--- BEGIN DATA FOR THIS TASK ---

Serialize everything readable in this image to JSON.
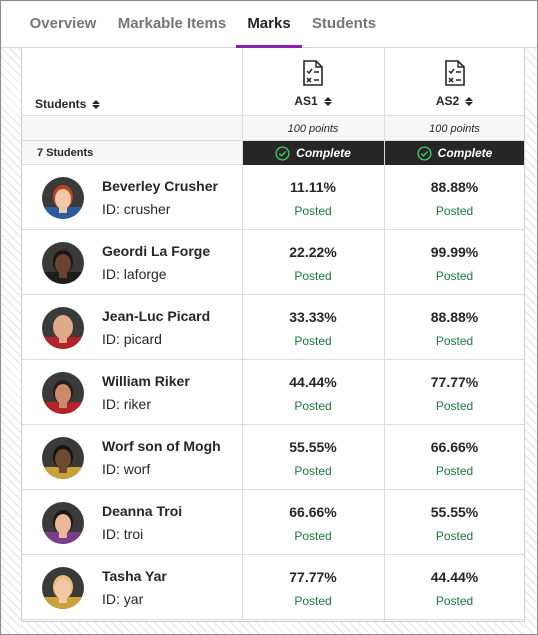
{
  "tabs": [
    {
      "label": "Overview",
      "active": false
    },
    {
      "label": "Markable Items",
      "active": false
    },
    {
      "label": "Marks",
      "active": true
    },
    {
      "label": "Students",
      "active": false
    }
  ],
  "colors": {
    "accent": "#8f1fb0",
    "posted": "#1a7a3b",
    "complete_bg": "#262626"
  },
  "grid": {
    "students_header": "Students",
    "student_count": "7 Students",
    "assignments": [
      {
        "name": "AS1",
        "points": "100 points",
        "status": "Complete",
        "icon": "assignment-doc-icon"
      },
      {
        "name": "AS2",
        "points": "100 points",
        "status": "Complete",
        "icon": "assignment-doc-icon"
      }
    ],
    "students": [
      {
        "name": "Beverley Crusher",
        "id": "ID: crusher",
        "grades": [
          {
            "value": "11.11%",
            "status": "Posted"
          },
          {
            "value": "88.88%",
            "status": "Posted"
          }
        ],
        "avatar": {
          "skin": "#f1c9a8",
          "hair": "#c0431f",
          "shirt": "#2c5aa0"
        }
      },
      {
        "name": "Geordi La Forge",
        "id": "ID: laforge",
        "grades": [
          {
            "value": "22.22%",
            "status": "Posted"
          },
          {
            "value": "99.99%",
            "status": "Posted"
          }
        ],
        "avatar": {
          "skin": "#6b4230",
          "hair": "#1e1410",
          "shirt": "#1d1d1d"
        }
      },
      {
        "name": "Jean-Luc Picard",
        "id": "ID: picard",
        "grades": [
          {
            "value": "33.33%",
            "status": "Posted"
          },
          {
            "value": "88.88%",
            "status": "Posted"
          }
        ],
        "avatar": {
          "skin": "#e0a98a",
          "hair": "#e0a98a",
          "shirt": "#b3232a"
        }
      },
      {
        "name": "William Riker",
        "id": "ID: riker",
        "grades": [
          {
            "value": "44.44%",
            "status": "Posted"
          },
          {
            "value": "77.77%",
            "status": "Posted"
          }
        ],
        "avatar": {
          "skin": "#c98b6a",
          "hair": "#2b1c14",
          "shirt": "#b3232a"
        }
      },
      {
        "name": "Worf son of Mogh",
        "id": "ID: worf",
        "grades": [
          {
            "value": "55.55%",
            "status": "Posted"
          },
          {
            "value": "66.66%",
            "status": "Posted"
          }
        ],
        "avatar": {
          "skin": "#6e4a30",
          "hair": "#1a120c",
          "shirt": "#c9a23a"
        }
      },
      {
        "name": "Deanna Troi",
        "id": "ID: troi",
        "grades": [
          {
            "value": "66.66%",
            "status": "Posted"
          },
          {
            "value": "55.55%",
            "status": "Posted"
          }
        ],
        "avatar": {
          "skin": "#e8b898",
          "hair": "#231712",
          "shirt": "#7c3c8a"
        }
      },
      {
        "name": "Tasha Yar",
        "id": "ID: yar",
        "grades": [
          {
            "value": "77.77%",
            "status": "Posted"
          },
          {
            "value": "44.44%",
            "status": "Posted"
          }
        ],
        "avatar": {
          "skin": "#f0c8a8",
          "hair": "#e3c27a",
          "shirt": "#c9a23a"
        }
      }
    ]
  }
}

--- END DATA FOR THIS TASK ---

§ **PROMPT**: Find the lines above that contain the word "hair" and collect them.

§ **THE RESPONSE**:
          "hair": "#c0431f",
          "hair": "#1e1410",
          "hair": "#e0a98a",
          "hair": "#2b1c14",
          "hair": "#1a120c",
          "hair": "#231712",
          "hair": "#e3c27a",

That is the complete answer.